**Exercise requirements**.
Leave out the pictures and transcribe the rest of the records exactly.

╭─ Material for this task

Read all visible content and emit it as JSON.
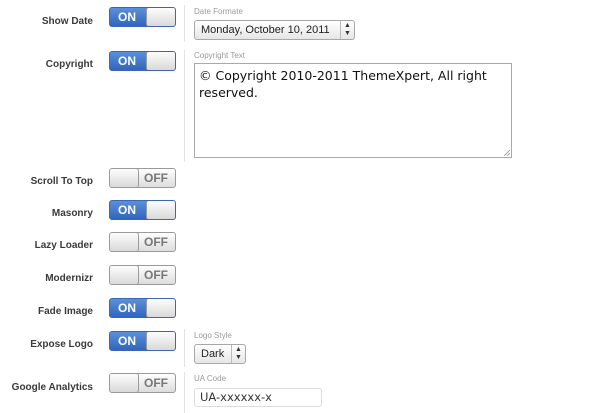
{
  "settings": [
    {
      "label": "Show Date",
      "state": "ON"
    },
    {
      "label": "Copyright",
      "state": "ON"
    },
    {
      "label": "Scroll To Top",
      "state": "OFF"
    },
    {
      "label": "Masonry",
      "state": "ON"
    },
    {
      "label": "Lazy Loader",
      "state": "OFF"
    },
    {
      "label": "Modernizr",
      "state": "OFF"
    },
    {
      "label": "Fade Image",
      "state": "ON"
    },
    {
      "label": "Expose Logo",
      "state": "ON"
    },
    {
      "label": "Google Analytics",
      "state": "OFF"
    }
  ],
  "date_format": {
    "label": "Date Formate",
    "value": "Monday, October 10, 2011"
  },
  "copyright_text": {
    "label": "Copyright Text",
    "value": "© Copyright 2010-2011 ThemeXpert, All right reserved."
  },
  "logo_style": {
    "label": "Logo Style",
    "value": "Dark"
  },
  "ua_code": {
    "label": "UA Code",
    "value": "UA-xxxxxx-x"
  },
  "icons": {
    "select_arrows": "up-down-chevron-icon",
    "resize_grip": "resize-grip-icon"
  },
  "colors": {
    "toggle_on": "#2f67be",
    "toggle_off": "#dcdcdc"
  }
}
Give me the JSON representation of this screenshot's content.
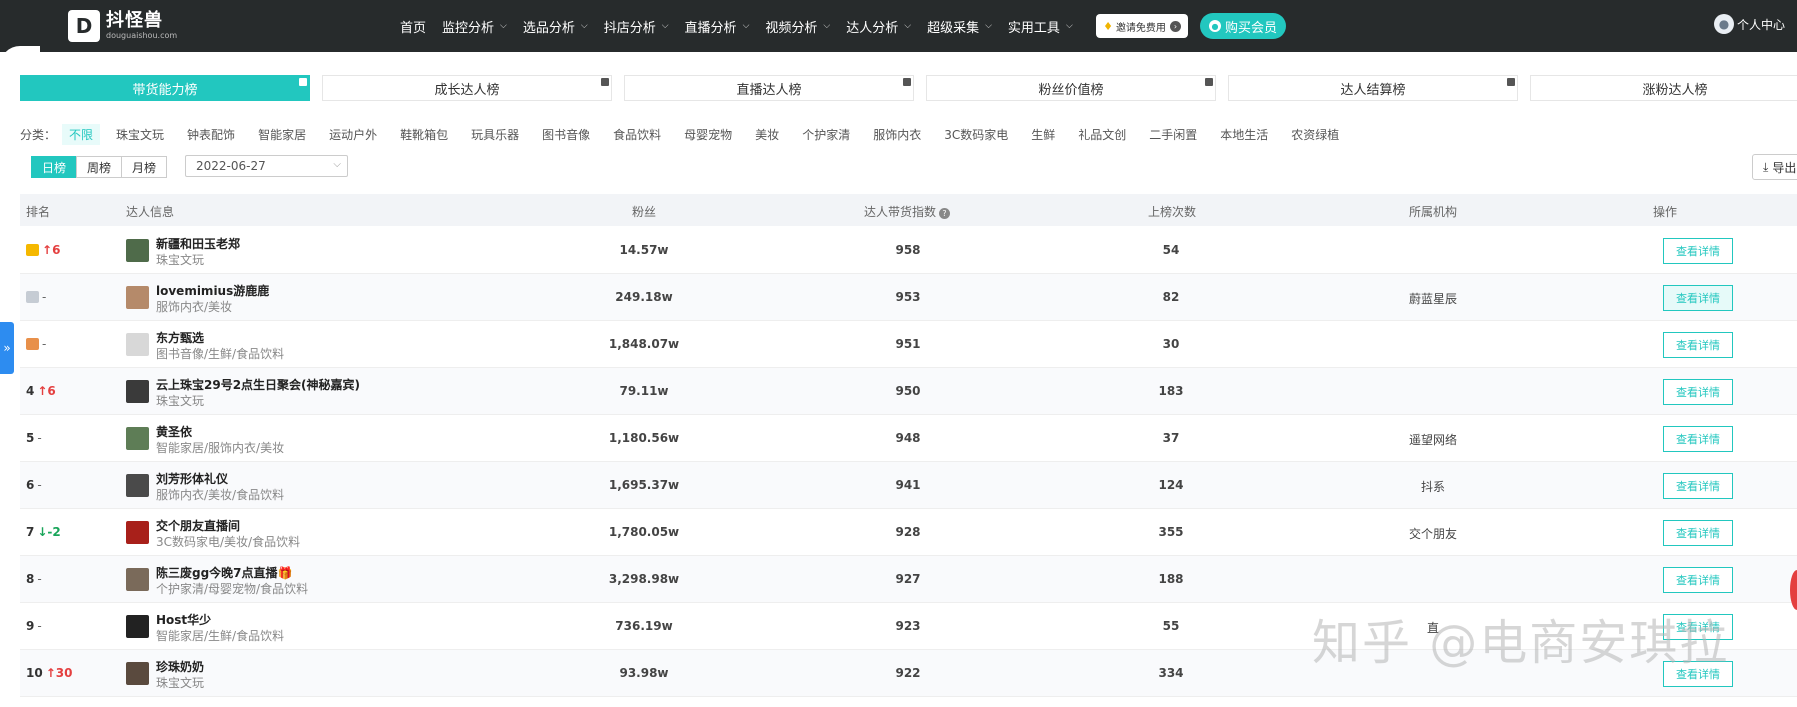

╰─

**Answer for the task**.
Read all visible content and emit it as JSON.
{
  "settings": [
    {
      "label": "Show Date",
      "state": "ON"
    },
    {
      "label": "Copyright",
      "state": "ON"
    },
    {
      "label": "Scroll To Top",
      "state": "OFF"
    },
    {
      "label": "Masonry",
      "state": "ON"
    },
    {
      "label": "Lazy Loader",
      "state": "OFF"
    },
    {
      "label": "Modernizr",
      "state": "OFF"
    },
    {
      "label": "Fade Image",
      "state": "ON"
    },
    {
      "label": "Expose Logo",
      "state": "ON"
    },
    {
      "label": "Google Analytics",
      "state": "OFF"
    }
  ],
  "date_format": {
    "label": "Date Formate",
    "value": "Monday, October 10, 2011"
  },
  "copyright_text": {
    "label": "Copyright Text",
    "value": "© Copyright 2010-2011 ThemeXpert, All right reserved."
  },
  "logo_style": {
    "label": "Logo Style",
    "value": "Dark"
  },
  "ua_code": {
    "label": "UA Code",
    "value": "UA-xxxxxx-x"
  },
  "icons": {
    "select_arrows": "up-down-chevron-icon",
    "resize_grip": "resize-grip-icon"
  },
  "colors": {
    "toggle_on": "#2f67be",
    "toggle_off": "#dcdcdc"
  }
}
Give me the JSON representation of this screenshot's content.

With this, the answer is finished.